- **What needs to be done**
Repeat the listing below in full, exactly as it stands.

- **Records shown**
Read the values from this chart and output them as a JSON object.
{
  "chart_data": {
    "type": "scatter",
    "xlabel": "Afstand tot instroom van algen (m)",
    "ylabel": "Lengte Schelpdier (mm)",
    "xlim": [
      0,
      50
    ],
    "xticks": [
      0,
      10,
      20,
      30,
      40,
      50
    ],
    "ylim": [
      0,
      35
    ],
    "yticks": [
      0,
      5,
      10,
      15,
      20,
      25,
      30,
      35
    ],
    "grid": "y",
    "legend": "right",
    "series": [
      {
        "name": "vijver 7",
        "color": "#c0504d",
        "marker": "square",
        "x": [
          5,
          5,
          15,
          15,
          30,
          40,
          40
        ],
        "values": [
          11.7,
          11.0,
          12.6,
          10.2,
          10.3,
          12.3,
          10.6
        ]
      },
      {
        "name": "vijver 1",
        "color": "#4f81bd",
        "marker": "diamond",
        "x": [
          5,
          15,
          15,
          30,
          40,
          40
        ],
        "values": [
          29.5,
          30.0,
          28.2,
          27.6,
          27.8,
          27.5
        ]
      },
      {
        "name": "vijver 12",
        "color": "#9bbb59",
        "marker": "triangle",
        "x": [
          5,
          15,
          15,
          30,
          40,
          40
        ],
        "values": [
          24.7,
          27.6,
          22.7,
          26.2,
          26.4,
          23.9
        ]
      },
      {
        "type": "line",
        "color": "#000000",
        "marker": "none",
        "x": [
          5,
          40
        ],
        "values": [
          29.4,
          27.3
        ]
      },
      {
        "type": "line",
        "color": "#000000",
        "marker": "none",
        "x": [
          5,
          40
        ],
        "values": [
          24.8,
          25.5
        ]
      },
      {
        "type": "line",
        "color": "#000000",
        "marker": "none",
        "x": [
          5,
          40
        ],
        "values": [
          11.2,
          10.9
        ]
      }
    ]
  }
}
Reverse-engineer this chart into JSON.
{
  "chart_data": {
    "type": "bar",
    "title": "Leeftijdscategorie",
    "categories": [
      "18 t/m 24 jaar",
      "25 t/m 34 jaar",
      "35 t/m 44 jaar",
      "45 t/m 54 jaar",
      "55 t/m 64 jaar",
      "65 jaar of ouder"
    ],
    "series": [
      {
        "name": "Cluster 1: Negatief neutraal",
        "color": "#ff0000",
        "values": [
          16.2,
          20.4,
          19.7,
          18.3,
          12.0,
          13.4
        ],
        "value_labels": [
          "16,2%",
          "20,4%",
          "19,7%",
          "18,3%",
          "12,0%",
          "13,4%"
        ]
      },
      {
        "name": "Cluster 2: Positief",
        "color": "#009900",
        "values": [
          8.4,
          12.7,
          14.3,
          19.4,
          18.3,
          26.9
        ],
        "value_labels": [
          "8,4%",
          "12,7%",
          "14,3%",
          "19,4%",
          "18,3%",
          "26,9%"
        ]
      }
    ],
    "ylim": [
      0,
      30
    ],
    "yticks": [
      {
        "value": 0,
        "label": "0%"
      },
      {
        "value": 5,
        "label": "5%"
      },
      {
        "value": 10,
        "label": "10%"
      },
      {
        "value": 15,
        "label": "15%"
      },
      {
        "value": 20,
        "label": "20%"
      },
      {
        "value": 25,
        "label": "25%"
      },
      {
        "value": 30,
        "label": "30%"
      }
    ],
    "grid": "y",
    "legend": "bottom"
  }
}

- **Exercise solution**
Read the values from this chart and output them as a JSON object.
{
  "chart_data": {
    "type": "scatter",
    "xlabel": "Afstand tot instroom van algen (m)",
    "ylabel": "Lengte Schelpdier (mm)",
    "xlim": [
      0,
      50
    ],
    "xticks": [
      0,
      10,
      20,
      30,
      40,
      50
    ],
    "ylim": [
      0,
      35
    ],
    "yticks": [
      0,
      5,
      10,
      15,
      20,
      25,
      30,
      35
    ],
    "grid": "y",
    "legend": "right",
    "series": [
      {
        "name": "vijver 7",
        "color": "#c0504d",
        "marker": "square",
        "x": [
          5,
          5,
          15,
          15,
          30,
          40,
          40
        ],
        "values": [
          11.7,
          11.0,
          12.6,
          10.2,
          10.3,
          12.3,
          10.6
        ]
      },
      {
        "name": "vijver 1",
        "color": "#4f81bd",
        "marker": "diamond",
        "x": [
          5,
          15,
          15,
          30,
          40,
          40
        ],
        "values": [
          29.5,
          30.0,
          28.2,
          27.6,
          27.8,
          27.5
        ]
      },
      {
        "name": "vijver 12",
        "color": "#9bbb59",
        "marker": "triangle",
        "x": [
          5,
          15,
          15,
          30,
          40,
          40
        ],
        "values": [
          24.7,
          27.6,
          22.7,
          26.2,
          26.4,
          23.9
        ]
      },
      {
        "type": "line",
        "color": "#000000",
        "marker": "none",
        "x": [
          5,
          40
        ],
        "values": [
          29.4,
          27.3
        ]
      },
      {
        "type": "line",
        "color": "#000000",
        "marker": "none",
        "x": [
          5,
          40
        ],
        "values": [
          24.8,
          25.5
        ]
      },
      {
        "type": "line",
        "color": "#000000",
        "marker": "none",
        "x": [
          5,
          40
        ],
        "values": [
          11.2,
          10.9
        ]
      }
    ]
  }
}
Reverse-engineer this chart into JSON.
{
  "chart_data": {
    "type": "bar",
    "title": "Leeftijdscategorie",
    "categories": [
      "18 t/m 24 jaar",
      "25 t/m 34 jaar",
      "35 t/m 44 jaar",
      "45 t/m 54 jaar",
      "55 t/m 64 jaar",
      "65 jaar of ouder"
    ],
    "series": [
      {
        "name": "Cluster 1: Negatief neutraal",
        "color": "#ff0000",
        "values": [
          16.2,
          20.4,
          19.7,
          18.3,
          12.0,
          13.4
        ],
        "value_labels": [
          "16,2%",
          "20,4%",
          "19,7%",
          "18,3%",
          "12,0%",
          "13,4%"
        ]
      },
      {
        "name": "Cluster 2: Positief",
        "color": "#009900",
        "values": [
          8.4,
          12.7,
          14.3,
          19.4,
          18.3,
          26.9
        ],
        "value_labels": [
          "8,4%",
          "12,7%",
          "14,3%",
          "19,4%",
          "18,3%",
          "26,9%"
        ]
      }
    ],
    "ylim": [
      0,
      30
    ],
    "yticks": [
      {
        "value": 0,
        "label": "0%"
      },
      {
        "value": 5,
        "label": "5%"
      },
      {
        "value": 10,
        "label": "10%"
      },
      {
        "value": 15,
        "label": "15%"
      },
      {
        "value": 20,
        "label": "20%"
      },
      {
        "value": 25,
        "label": "25%"
      },
      {
        "value": 30,
        "label": "30%"
      }
    ],
    "grid": "y",
    "legend": "bottom"
  }
}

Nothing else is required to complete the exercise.